● **Given instruction**
Leave out every picture, then transcribe the rest of the listing exactly.

======== Data extract

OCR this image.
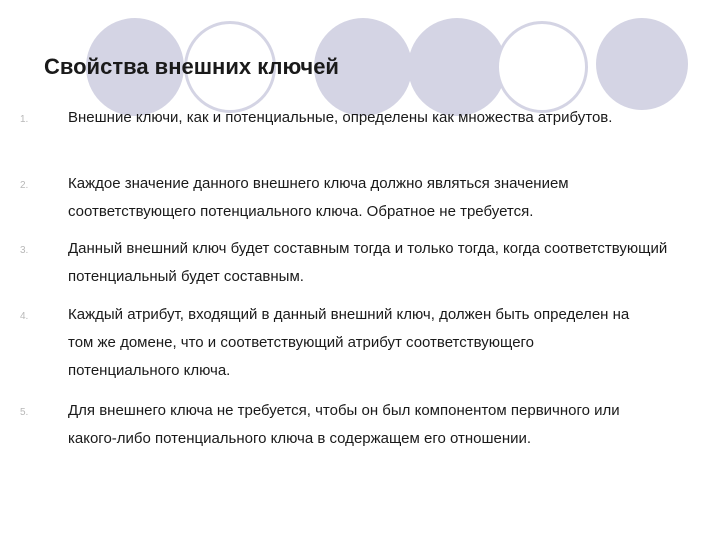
Свойства внешних ключей
1.	Внешние ключи, как и потенциальные, определены как множества атрибутов.
2.	Каждое значение данного внешнего ключа должно являться значением соответствующего потенциального ключа. Обратное не требуется.
3.	Данный внешний ключ будет составным тогда и только тогда, когда соответствующий потенциальный будет составным.
4.	Каждый атрибут, входящий в данный внешний ключ, должен быть определен на том же домене, что и соответствующий атрибут соответствующего потенциального ключа.
5.	Для внешнего ключа не требуется, чтобы он был компонентом первичного или какого-либо потенциального ключа в содержащем его отношении.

================

● **Solved exercise**
OCR this image.
Свойства внешних ключей
1.	Внешние ключи, как и потенциальные, определены как множества атрибутов.
2.	Каждое значение данного внешнего ключа должно являться значением соответствующего потенциального ключа. Обратное не требуется.
3.	Данный внешний ключ будет составным тогда и только тогда, когда соответствующий потенциальный будет составным.
4.	Каждый атрибут, входящий в данный внешний ключ, должен быть определен на том же домене, что и соответствующий атрибут соответствующего потенциального ключа.
5.	Для внешнего ключа не требуется, чтобы он был компонентом первичного или какого-либо потенциального ключа в содержащем его отношении.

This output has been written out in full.